↓

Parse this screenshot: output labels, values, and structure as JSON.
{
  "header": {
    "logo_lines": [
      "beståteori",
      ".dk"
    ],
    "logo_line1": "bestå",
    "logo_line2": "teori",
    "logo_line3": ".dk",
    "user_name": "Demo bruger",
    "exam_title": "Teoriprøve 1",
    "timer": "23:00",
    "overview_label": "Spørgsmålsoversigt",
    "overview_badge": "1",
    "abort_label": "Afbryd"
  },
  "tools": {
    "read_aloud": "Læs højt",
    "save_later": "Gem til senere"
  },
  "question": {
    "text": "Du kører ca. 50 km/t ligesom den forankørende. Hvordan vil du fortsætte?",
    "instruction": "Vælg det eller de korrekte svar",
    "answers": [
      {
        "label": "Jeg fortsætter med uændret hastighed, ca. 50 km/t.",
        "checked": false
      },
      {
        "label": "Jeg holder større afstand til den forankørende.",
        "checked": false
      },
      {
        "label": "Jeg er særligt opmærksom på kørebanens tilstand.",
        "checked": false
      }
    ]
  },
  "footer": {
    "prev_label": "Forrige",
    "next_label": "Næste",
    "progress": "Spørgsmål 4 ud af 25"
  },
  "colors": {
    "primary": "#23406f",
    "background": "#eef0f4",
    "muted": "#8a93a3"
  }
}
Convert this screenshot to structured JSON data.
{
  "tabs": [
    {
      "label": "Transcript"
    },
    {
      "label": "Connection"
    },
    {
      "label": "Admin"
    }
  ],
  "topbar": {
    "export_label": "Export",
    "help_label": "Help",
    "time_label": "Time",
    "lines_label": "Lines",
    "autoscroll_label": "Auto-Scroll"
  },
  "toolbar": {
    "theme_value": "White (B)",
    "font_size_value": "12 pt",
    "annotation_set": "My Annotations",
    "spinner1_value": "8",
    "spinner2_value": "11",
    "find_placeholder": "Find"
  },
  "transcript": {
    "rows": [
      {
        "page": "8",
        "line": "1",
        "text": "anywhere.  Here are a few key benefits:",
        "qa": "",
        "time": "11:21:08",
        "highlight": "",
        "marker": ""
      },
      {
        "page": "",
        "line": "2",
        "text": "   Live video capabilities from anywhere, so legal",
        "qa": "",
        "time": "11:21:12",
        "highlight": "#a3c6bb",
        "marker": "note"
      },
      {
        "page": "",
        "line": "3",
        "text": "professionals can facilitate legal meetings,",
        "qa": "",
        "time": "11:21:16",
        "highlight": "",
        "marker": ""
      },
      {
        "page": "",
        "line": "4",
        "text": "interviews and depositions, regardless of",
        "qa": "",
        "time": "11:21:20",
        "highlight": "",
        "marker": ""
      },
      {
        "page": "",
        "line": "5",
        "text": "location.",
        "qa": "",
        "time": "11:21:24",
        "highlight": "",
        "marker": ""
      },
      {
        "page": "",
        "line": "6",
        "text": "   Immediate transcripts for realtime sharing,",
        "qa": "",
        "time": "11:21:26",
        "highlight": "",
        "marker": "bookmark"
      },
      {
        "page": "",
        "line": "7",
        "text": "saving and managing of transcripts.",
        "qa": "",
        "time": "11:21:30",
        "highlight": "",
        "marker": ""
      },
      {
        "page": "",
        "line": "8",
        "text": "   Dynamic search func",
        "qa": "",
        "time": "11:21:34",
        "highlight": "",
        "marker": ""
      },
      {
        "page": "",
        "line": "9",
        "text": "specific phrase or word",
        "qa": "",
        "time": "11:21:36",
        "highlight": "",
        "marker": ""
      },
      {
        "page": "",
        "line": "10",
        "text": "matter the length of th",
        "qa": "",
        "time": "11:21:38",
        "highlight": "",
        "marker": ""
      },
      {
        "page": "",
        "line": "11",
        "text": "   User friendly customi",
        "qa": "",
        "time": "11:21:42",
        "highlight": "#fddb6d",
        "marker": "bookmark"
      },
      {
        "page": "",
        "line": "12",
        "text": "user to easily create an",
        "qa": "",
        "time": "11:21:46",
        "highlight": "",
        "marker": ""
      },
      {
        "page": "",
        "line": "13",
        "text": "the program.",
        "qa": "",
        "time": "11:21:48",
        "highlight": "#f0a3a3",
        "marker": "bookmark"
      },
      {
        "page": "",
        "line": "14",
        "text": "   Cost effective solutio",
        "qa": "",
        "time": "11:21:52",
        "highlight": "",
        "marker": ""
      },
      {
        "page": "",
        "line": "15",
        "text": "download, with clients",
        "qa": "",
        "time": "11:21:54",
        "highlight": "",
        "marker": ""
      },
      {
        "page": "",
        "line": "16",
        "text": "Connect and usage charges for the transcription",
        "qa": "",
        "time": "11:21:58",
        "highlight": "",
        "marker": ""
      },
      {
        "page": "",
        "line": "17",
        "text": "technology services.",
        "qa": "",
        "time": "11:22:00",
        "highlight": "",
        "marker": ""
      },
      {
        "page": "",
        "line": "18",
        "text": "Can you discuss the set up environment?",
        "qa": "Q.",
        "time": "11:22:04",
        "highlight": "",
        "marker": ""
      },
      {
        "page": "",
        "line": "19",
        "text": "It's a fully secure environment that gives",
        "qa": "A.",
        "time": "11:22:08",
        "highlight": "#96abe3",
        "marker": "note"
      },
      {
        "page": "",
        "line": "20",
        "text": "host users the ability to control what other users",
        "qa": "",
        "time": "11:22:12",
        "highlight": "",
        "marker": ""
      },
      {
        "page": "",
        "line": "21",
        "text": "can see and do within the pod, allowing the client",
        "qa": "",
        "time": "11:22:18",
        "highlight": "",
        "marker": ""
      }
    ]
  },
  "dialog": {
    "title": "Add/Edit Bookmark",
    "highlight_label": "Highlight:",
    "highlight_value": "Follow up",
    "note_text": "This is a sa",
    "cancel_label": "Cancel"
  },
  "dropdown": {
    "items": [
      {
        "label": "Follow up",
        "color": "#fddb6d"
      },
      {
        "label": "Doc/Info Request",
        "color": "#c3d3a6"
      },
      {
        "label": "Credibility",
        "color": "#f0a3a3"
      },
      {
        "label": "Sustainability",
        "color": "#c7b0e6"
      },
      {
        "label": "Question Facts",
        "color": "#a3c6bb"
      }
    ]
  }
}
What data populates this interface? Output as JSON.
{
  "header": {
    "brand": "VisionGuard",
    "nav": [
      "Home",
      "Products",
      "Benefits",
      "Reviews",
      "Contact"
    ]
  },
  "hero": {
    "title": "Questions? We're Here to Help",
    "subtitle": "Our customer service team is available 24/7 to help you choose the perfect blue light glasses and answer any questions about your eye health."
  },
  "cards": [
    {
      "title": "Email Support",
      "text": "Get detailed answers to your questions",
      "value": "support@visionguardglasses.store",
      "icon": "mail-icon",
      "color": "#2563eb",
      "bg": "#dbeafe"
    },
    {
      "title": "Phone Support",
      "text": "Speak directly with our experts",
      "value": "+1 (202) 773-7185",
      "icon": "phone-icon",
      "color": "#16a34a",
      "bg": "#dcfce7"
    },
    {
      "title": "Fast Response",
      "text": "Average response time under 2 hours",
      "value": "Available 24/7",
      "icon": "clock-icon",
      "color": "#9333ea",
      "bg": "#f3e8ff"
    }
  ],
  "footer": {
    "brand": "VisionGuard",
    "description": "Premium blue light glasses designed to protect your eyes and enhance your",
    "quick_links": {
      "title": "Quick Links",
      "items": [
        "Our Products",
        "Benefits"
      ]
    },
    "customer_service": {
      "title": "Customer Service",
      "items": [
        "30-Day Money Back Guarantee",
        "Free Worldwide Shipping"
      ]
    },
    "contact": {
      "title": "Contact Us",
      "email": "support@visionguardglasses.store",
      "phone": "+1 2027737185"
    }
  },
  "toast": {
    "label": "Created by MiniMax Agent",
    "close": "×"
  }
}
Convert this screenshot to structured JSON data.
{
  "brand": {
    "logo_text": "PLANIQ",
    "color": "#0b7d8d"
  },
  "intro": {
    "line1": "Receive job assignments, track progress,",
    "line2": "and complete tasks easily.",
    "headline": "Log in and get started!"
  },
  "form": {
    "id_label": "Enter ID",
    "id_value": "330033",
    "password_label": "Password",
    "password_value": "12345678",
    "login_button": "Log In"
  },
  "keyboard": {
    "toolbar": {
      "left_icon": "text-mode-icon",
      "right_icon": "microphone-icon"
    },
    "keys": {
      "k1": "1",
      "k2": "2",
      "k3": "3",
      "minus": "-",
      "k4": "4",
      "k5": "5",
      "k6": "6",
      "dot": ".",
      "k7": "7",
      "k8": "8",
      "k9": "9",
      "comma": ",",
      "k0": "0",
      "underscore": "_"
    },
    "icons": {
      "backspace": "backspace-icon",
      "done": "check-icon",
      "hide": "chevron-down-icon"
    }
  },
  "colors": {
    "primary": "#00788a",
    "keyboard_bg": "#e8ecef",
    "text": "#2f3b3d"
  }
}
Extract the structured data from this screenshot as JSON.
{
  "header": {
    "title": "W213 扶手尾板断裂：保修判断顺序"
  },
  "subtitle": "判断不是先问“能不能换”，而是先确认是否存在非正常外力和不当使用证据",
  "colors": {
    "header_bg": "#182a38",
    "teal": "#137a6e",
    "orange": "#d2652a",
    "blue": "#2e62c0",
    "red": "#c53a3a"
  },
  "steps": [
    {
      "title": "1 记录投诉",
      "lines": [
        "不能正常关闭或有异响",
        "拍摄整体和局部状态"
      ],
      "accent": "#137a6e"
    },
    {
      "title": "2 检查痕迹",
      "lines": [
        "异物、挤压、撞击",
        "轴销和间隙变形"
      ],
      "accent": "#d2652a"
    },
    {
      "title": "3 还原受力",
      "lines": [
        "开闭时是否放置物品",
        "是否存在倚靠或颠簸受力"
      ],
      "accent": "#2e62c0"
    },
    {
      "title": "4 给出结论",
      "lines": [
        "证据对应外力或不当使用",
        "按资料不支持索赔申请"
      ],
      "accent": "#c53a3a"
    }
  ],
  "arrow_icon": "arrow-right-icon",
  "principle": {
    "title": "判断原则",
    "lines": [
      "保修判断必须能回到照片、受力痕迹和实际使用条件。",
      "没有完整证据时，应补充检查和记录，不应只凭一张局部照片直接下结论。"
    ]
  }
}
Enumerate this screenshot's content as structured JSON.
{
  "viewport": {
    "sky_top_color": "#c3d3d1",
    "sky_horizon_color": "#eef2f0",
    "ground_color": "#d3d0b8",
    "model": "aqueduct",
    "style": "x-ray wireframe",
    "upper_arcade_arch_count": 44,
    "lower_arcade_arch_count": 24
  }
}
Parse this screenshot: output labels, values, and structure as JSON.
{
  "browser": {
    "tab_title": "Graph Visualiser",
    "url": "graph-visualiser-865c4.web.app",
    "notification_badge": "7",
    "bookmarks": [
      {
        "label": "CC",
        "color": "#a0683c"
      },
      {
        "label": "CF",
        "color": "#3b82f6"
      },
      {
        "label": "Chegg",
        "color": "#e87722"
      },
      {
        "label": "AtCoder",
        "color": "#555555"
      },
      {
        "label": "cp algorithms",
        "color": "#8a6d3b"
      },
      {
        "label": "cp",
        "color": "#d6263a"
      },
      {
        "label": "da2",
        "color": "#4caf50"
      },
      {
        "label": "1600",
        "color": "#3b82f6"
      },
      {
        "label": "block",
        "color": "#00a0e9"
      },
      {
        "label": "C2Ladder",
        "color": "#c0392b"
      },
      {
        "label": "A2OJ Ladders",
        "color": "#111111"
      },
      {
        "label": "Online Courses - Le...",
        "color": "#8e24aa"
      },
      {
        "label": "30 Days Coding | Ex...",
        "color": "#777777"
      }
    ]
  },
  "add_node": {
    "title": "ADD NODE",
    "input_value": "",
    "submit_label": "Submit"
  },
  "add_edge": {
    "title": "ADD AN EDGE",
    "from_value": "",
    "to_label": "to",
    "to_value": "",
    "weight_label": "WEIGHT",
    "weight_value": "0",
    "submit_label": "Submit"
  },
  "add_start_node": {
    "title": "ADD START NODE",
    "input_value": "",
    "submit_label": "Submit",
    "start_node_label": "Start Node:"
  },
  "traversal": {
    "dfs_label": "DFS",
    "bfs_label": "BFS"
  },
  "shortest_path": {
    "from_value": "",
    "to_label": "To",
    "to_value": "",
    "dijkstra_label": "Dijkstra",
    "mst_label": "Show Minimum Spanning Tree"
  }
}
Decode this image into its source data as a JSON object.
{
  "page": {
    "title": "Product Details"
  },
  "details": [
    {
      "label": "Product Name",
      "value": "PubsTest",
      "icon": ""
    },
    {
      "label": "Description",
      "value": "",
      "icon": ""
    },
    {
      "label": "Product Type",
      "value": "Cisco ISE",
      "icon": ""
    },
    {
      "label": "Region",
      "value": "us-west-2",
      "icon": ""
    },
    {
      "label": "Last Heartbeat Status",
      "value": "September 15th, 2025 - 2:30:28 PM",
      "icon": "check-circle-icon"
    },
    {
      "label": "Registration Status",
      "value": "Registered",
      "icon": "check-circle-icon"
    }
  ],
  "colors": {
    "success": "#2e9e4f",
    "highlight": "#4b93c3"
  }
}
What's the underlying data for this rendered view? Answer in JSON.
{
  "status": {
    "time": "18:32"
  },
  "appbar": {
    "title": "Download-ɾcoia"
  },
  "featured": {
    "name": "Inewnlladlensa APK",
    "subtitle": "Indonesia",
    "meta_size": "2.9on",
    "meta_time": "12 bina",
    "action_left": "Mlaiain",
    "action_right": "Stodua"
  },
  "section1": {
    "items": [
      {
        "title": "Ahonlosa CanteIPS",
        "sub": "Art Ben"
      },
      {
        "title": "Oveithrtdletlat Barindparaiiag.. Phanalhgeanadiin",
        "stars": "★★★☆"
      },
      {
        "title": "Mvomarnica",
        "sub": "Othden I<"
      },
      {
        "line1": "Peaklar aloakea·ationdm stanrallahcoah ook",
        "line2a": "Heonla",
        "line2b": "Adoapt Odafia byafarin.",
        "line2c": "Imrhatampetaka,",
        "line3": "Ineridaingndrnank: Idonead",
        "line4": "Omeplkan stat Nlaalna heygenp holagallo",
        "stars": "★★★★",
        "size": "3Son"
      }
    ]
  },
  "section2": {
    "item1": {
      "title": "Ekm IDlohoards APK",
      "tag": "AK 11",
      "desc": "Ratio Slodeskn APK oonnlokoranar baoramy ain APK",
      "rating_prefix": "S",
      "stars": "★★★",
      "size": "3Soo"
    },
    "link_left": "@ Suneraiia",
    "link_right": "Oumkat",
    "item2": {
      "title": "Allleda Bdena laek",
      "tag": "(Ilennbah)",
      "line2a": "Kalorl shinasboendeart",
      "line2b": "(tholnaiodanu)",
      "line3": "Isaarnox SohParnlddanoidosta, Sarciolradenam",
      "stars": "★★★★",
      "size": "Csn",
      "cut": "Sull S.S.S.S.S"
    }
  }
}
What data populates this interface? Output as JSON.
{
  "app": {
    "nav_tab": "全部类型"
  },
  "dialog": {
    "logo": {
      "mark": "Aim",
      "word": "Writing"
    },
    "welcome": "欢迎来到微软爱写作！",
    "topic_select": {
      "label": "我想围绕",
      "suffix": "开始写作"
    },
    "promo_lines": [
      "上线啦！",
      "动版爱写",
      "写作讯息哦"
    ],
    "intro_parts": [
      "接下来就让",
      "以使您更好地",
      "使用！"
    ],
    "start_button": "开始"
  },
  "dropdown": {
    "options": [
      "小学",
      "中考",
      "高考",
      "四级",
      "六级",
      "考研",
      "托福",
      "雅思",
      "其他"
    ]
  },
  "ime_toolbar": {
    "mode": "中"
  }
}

↑

Scan the listing above for the word "environment" and copy every line that holds it.

        "text": "Can you discuss the set up environment?",
        "text": "It's a fully secure environment that gives",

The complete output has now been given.